§ EXERCISE AIM
Transcribe the entries that follow exactly as they appear, minus pictures.

Start

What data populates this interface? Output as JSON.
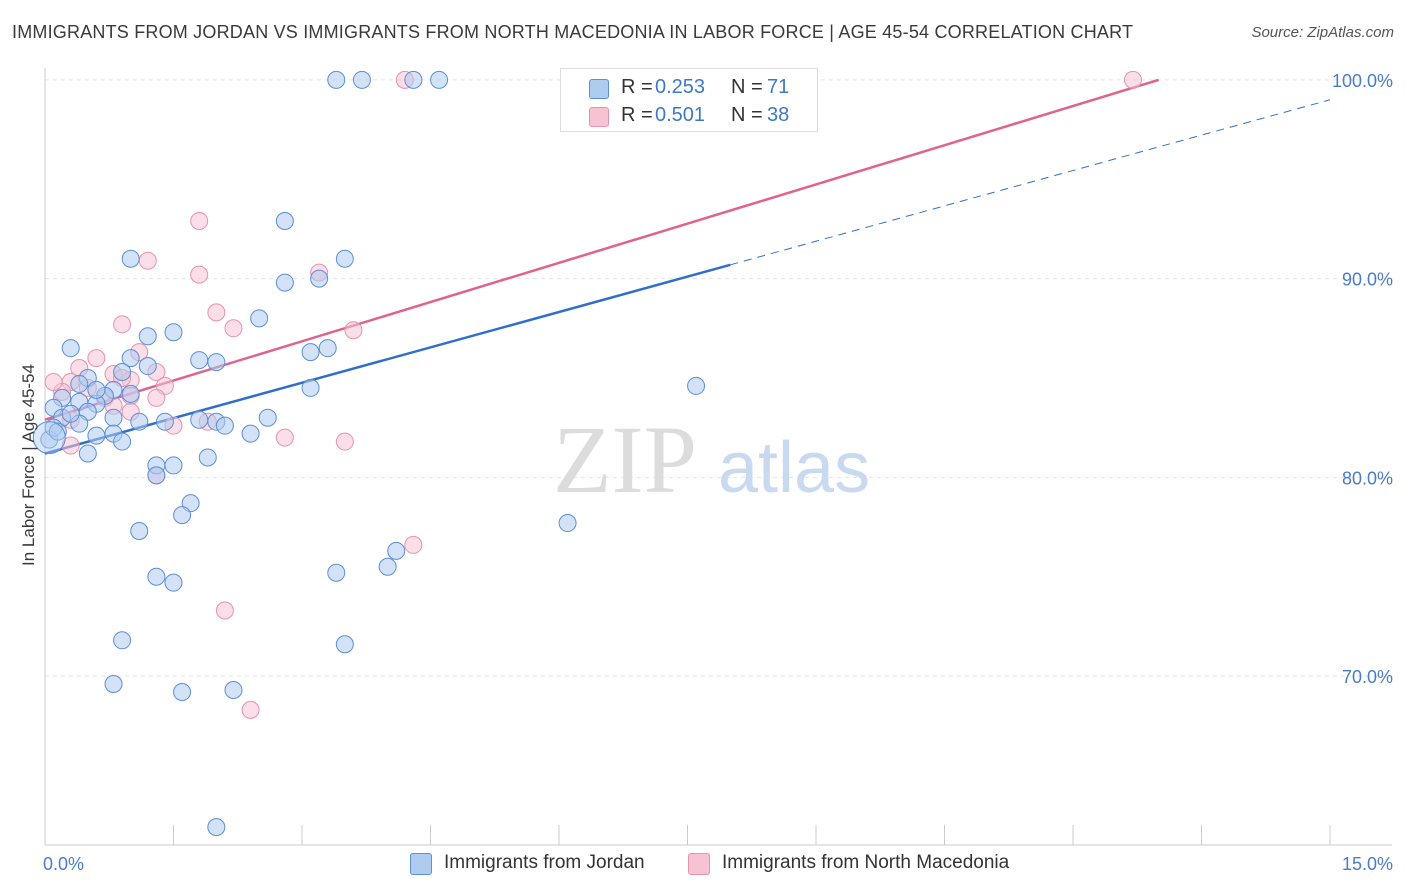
{
  "title": "IMMIGRANTS FROM JORDAN VS IMMIGRANTS FROM NORTH MACEDONIA IN LABOR FORCE | AGE 45-54 CORRELATION CHART",
  "source": "Source: ZipAtlas.com",
  "watermark": {
    "zip": "ZIP",
    "atlas": "atlas"
  },
  "legend": {
    "jordan": {
      "r_label": "R =",
      "r_value": "0.253",
      "n_label": "N =",
      "n_value": "71"
    },
    "macedonia": {
      "r_label": "R =",
      "r_value": "0.501",
      "n_label": "N =",
      "n_value": "38"
    }
  },
  "colors": {
    "jordan_fill": "#aecbf0",
    "jordan_stroke": "#5b8fd6",
    "jordan_line": "#2f6fcb",
    "macedonia_fill": "#f7c3d3",
    "macedonia_stroke": "#e693ae",
    "macedonia_line": "#e0638f",
    "tick_text": "#4a7cc7",
    "grid": "#e4e4e4"
  },
  "chart_data": {
    "type": "scatter",
    "title": "IMMIGRANTS FROM JORDAN VS IMMIGRANTS FROM NORTH MACEDONIA IN LABOR FORCE | AGE 45-54 CORRELATION CHART",
    "xlabel": "",
    "ylabel": "In Labor Force | Age 45-54",
    "xlim": [
      0,
      15
    ],
    "ylim": [
      61.5,
      101.0
    ],
    "x_tick_labels": [
      "0.0%",
      "15.0%"
    ],
    "y_ticks": [
      70,
      80,
      90,
      100
    ],
    "y_tick_labels": [
      "70.0%",
      "80.0%",
      "90.0%",
      "100.0%"
    ],
    "grid": true,
    "legend_position": "bottom",
    "series": [
      {
        "name": "Immigrants from Jordan",
        "color": "#5b8fd6",
        "regression": {
          "x": [
            0,
            15
          ],
          "y": [
            81.2,
            99.0
          ],
          "solid_until_x": 8.0
        },
        "points": [
          [
            3.4,
            100.0
          ],
          [
            3.7,
            100.0
          ],
          [
            4.3,
            100.0
          ],
          [
            4.6,
            100.0
          ],
          [
            6.5,
            100.0
          ],
          [
            2.8,
            92.9
          ],
          [
            1.0,
            91.0
          ],
          [
            3.5,
            91.0
          ],
          [
            2.8,
            89.8
          ],
          [
            3.2,
            90.0
          ],
          [
            2.5,
            88.0
          ],
          [
            1.5,
            87.3
          ],
          [
            1.2,
            87.1
          ],
          [
            0.3,
            86.5
          ],
          [
            3.1,
            86.3
          ],
          [
            3.3,
            86.5
          ],
          [
            1.0,
            86.0
          ],
          [
            1.8,
            85.9
          ],
          [
            2.0,
            85.8
          ],
          [
            1.2,
            85.6
          ],
          [
            0.9,
            85.3
          ],
          [
            0.5,
            85.0
          ],
          [
            0.4,
            84.7
          ],
          [
            3.1,
            84.5
          ],
          [
            0.8,
            84.4
          ],
          [
            0.7,
            84.1
          ],
          [
            0.2,
            84.0
          ],
          [
            0.4,
            83.8
          ],
          [
            0.6,
            83.7
          ],
          [
            0.1,
            83.5
          ],
          [
            0.5,
            83.3
          ],
          [
            0.2,
            83.0
          ],
          [
            0.8,
            83.0
          ],
          [
            1.1,
            82.8
          ],
          [
            0.4,
            82.7
          ],
          [
            1.4,
            82.8
          ],
          [
            1.8,
            82.9
          ],
          [
            2.0,
            82.8
          ],
          [
            2.6,
            83.0
          ],
          [
            2.1,
            82.6
          ],
          [
            2.4,
            82.2
          ],
          [
            0.6,
            82.1
          ],
          [
            0.8,
            82.2
          ],
          [
            0.9,
            81.8
          ],
          [
            0.05,
            81.9
          ],
          [
            0.5,
            81.2
          ],
          [
            1.3,
            80.6
          ],
          [
            1.5,
            80.6
          ],
          [
            1.9,
            81.0
          ],
          [
            1.3,
            80.1
          ],
          [
            1.7,
            78.7
          ],
          [
            1.6,
            78.1
          ],
          [
            1.1,
            77.3
          ],
          [
            6.1,
            77.7
          ],
          [
            4.1,
            76.3
          ],
          [
            4.0,
            75.5
          ],
          [
            3.4,
            75.2
          ],
          [
            1.3,
            75.0
          ],
          [
            1.5,
            74.7
          ],
          [
            0.9,
            71.8
          ],
          [
            3.5,
            71.6
          ],
          [
            0.8,
            69.6
          ],
          [
            1.6,
            69.2
          ],
          [
            2.2,
            69.3
          ],
          [
            7.6,
            84.6
          ],
          [
            2.0,
            62.4
          ],
          [
            0.1,
            82.5
          ],
          [
            0.3,
            83.2
          ],
          [
            1.0,
            84.2
          ],
          [
            0.15,
            82.3
          ],
          [
            0.6,
            84.4
          ]
        ]
      },
      {
        "name": "Immigrants from North Macedonia",
        "color": "#e693ae",
        "regression": {
          "x": [
            0,
            13.0
          ],
          "y": [
            82.9,
            100.0
          ]
        },
        "points": [
          [
            4.2,
            100.0
          ],
          [
            8.0,
            100.0
          ],
          [
            12.7,
            100.0
          ],
          [
            1.8,
            92.9
          ],
          [
            1.2,
            90.9
          ],
          [
            1.8,
            90.2
          ],
          [
            3.2,
            90.3
          ],
          [
            2.0,
            88.3
          ],
          [
            2.2,
            87.5
          ],
          [
            3.6,
            87.4
          ],
          [
            0.9,
            87.7
          ],
          [
            1.1,
            86.3
          ],
          [
            0.6,
            86.0
          ],
          [
            0.4,
            85.5
          ],
          [
            1.3,
            85.3
          ],
          [
            0.8,
            85.2
          ],
          [
            0.3,
            84.8
          ],
          [
            1.0,
            84.9
          ],
          [
            1.4,
            84.6
          ],
          [
            0.5,
            84.5
          ],
          [
            0.7,
            84.0
          ],
          [
            1.0,
            84.1
          ],
          [
            0.2,
            84.3
          ],
          [
            0.8,
            83.6
          ],
          [
            1.0,
            83.3
          ],
          [
            1.5,
            82.6
          ],
          [
            1.9,
            82.8
          ],
          [
            2.8,
            82.0
          ],
          [
            3.5,
            81.8
          ],
          [
            0.3,
            81.6
          ],
          [
            1.3,
            80.1
          ],
          [
            4.3,
            76.6
          ],
          [
            2.1,
            73.3
          ],
          [
            2.4,
            68.3
          ],
          [
            0.1,
            84.8
          ],
          [
            0.3,
            82.9
          ],
          [
            0.9,
            85.0
          ],
          [
            1.3,
            84.0
          ]
        ]
      }
    ]
  },
  "bottom_legend": {
    "jordan_label": "Immigrants from Jordan",
    "macedonia_label": "Immigrants from North Macedonia"
  }
}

End

§ ANSWER TO THIS EXERCISE
What data populates this interface? Output as JSON.
{
  "title": "IMMIGRANTS FROM JORDAN VS IMMIGRANTS FROM NORTH MACEDONIA IN LABOR FORCE | AGE 45-54 CORRELATION CHART",
  "source": "Source: ZipAtlas.com",
  "watermark": {
    "zip": "ZIP",
    "atlas": "atlas"
  },
  "legend": {
    "jordan": {
      "r_label": "R =",
      "r_value": "0.253",
      "n_label": "N =",
      "n_value": "71"
    },
    "macedonia": {
      "r_label": "R =",
      "r_value": "0.501",
      "n_label": "N =",
      "n_value": "38"
    }
  },
  "colors": {
    "jordan_fill": "#aecbf0",
    "jordan_stroke": "#5b8fd6",
    "jordan_line": "#2f6fcb",
    "macedonia_fill": "#f7c3d3",
    "macedonia_stroke": "#e693ae",
    "macedonia_line": "#e0638f",
    "tick_text": "#4a7cc7",
    "grid": "#e4e4e4"
  },
  "chart_data": {
    "type": "scatter",
    "title": "IMMIGRANTS FROM JORDAN VS IMMIGRANTS FROM NORTH MACEDONIA IN LABOR FORCE | AGE 45-54 CORRELATION CHART",
    "xlabel": "",
    "ylabel": "In Labor Force | Age 45-54",
    "xlim": [
      0,
      15
    ],
    "ylim": [
      61.5,
      101.0
    ],
    "x_tick_labels": [
      "0.0%",
      "15.0%"
    ],
    "y_ticks": [
      70,
      80,
      90,
      100
    ],
    "y_tick_labels": [
      "70.0%",
      "80.0%",
      "90.0%",
      "100.0%"
    ],
    "grid": true,
    "legend_position": "bottom",
    "series": [
      {
        "name": "Immigrants from Jordan",
        "color": "#5b8fd6",
        "regression": {
          "x": [
            0,
            15
          ],
          "y": [
            81.2,
            99.0
          ],
          "solid_until_x": 8.0
        },
        "points": [
          [
            3.4,
            100.0
          ],
          [
            3.7,
            100.0
          ],
          [
            4.3,
            100.0
          ],
          [
            4.6,
            100.0
          ],
          [
            6.5,
            100.0
          ],
          [
            2.8,
            92.9
          ],
          [
            1.0,
            91.0
          ],
          [
            3.5,
            91.0
          ],
          [
            2.8,
            89.8
          ],
          [
            3.2,
            90.0
          ],
          [
            2.5,
            88.0
          ],
          [
            1.5,
            87.3
          ],
          [
            1.2,
            87.1
          ],
          [
            0.3,
            86.5
          ],
          [
            3.1,
            86.3
          ],
          [
            3.3,
            86.5
          ],
          [
            1.0,
            86.0
          ],
          [
            1.8,
            85.9
          ],
          [
            2.0,
            85.8
          ],
          [
            1.2,
            85.6
          ],
          [
            0.9,
            85.3
          ],
          [
            0.5,
            85.0
          ],
          [
            0.4,
            84.7
          ],
          [
            3.1,
            84.5
          ],
          [
            0.8,
            84.4
          ],
          [
            0.7,
            84.1
          ],
          [
            0.2,
            84.0
          ],
          [
            0.4,
            83.8
          ],
          [
            0.6,
            83.7
          ],
          [
            0.1,
            83.5
          ],
          [
            0.5,
            83.3
          ],
          [
            0.2,
            83.0
          ],
          [
            0.8,
            83.0
          ],
          [
            1.1,
            82.8
          ],
          [
            0.4,
            82.7
          ],
          [
            1.4,
            82.8
          ],
          [
            1.8,
            82.9
          ],
          [
            2.0,
            82.8
          ],
          [
            2.6,
            83.0
          ],
          [
            2.1,
            82.6
          ],
          [
            2.4,
            82.2
          ],
          [
            0.6,
            82.1
          ],
          [
            0.8,
            82.2
          ],
          [
            0.9,
            81.8
          ],
          [
            0.05,
            81.9
          ],
          [
            0.5,
            81.2
          ],
          [
            1.3,
            80.6
          ],
          [
            1.5,
            80.6
          ],
          [
            1.9,
            81.0
          ],
          [
            1.3,
            80.1
          ],
          [
            1.7,
            78.7
          ],
          [
            1.6,
            78.1
          ],
          [
            1.1,
            77.3
          ],
          [
            6.1,
            77.7
          ],
          [
            4.1,
            76.3
          ],
          [
            4.0,
            75.5
          ],
          [
            3.4,
            75.2
          ],
          [
            1.3,
            75.0
          ],
          [
            1.5,
            74.7
          ],
          [
            0.9,
            71.8
          ],
          [
            3.5,
            71.6
          ],
          [
            0.8,
            69.6
          ],
          [
            1.6,
            69.2
          ],
          [
            2.2,
            69.3
          ],
          [
            7.6,
            84.6
          ],
          [
            2.0,
            62.4
          ],
          [
            0.1,
            82.5
          ],
          [
            0.3,
            83.2
          ],
          [
            1.0,
            84.2
          ],
          [
            0.15,
            82.3
          ],
          [
            0.6,
            84.4
          ]
        ]
      },
      {
        "name": "Immigrants from North Macedonia",
        "color": "#e693ae",
        "regression": {
          "x": [
            0,
            13.0
          ],
          "y": [
            82.9,
            100.0
          ]
        },
        "points": [
          [
            4.2,
            100.0
          ],
          [
            8.0,
            100.0
          ],
          [
            12.7,
            100.0
          ],
          [
            1.8,
            92.9
          ],
          [
            1.2,
            90.9
          ],
          [
            1.8,
            90.2
          ],
          [
            3.2,
            90.3
          ],
          [
            2.0,
            88.3
          ],
          [
            2.2,
            87.5
          ],
          [
            3.6,
            87.4
          ],
          [
            0.9,
            87.7
          ],
          [
            1.1,
            86.3
          ],
          [
            0.6,
            86.0
          ],
          [
            0.4,
            85.5
          ],
          [
            1.3,
            85.3
          ],
          [
            0.8,
            85.2
          ],
          [
            0.3,
            84.8
          ],
          [
            1.0,
            84.9
          ],
          [
            1.4,
            84.6
          ],
          [
            0.5,
            84.5
          ],
          [
            0.7,
            84.0
          ],
          [
            1.0,
            84.1
          ],
          [
            0.2,
            84.3
          ],
          [
            0.8,
            83.6
          ],
          [
            1.0,
            83.3
          ],
          [
            1.5,
            82.6
          ],
          [
            1.9,
            82.8
          ],
          [
            2.8,
            82.0
          ],
          [
            3.5,
            81.8
          ],
          [
            0.3,
            81.6
          ],
          [
            1.3,
            80.1
          ],
          [
            4.3,
            76.6
          ],
          [
            2.1,
            73.3
          ],
          [
            2.4,
            68.3
          ],
          [
            0.1,
            84.8
          ],
          [
            0.3,
            82.9
          ],
          [
            0.9,
            85.0
          ],
          [
            1.3,
            84.0
          ]
        ]
      }
    ]
  },
  "bottom_legend": {
    "jordan_label": "Immigrants from Jordan",
    "macedonia_label": "Immigrants from North Macedonia"
  }
}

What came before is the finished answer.